▸ TASK
Where does the string "JSON" appear? Copy every line of the entries below that holds it.

Stored data
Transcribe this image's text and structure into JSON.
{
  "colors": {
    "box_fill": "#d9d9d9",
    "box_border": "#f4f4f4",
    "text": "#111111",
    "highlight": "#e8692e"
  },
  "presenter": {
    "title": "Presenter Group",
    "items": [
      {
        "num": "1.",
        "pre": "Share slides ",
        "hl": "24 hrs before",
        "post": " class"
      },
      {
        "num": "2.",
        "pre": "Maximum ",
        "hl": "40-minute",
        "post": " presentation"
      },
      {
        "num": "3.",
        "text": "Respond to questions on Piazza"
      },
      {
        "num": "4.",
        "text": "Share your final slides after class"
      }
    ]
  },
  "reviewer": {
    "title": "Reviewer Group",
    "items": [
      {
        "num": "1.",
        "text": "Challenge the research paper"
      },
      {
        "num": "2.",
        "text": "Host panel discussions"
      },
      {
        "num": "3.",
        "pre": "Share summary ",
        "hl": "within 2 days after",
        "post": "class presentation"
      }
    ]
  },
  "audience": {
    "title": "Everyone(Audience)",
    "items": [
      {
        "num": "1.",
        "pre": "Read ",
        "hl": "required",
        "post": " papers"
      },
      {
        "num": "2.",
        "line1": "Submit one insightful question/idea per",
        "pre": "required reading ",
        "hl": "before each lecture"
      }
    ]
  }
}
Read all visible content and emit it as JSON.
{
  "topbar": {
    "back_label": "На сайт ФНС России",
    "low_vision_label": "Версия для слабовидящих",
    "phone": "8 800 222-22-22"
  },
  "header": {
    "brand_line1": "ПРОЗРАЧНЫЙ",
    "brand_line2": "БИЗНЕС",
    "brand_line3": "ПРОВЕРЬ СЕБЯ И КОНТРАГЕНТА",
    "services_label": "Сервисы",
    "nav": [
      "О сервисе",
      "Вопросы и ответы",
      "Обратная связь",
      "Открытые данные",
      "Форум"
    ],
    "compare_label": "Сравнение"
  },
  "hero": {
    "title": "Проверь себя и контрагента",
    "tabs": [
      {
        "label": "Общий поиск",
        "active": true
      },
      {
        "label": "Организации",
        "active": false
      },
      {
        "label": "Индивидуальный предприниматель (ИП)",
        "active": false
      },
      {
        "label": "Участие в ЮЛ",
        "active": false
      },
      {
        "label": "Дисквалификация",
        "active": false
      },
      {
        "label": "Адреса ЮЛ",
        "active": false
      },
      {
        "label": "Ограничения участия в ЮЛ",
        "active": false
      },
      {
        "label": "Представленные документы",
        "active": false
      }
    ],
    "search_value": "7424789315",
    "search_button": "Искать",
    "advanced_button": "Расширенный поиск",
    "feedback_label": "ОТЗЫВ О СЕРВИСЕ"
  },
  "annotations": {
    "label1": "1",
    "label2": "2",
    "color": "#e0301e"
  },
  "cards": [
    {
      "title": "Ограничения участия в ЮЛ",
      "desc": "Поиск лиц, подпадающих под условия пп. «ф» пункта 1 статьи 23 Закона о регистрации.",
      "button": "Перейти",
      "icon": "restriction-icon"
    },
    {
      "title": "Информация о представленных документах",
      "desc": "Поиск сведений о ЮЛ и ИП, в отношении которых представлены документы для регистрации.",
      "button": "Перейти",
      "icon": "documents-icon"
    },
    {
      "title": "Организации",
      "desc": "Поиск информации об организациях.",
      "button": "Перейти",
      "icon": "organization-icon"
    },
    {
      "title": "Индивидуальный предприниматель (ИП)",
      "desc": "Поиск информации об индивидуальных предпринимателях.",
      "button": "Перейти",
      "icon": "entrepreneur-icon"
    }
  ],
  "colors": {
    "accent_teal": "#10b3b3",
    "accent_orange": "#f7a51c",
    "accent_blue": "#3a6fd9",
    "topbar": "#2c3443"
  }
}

▸ FULL RESPONSE
Transcribe this image's text and structure into JSON.
Read all visible content and emit it as JSON.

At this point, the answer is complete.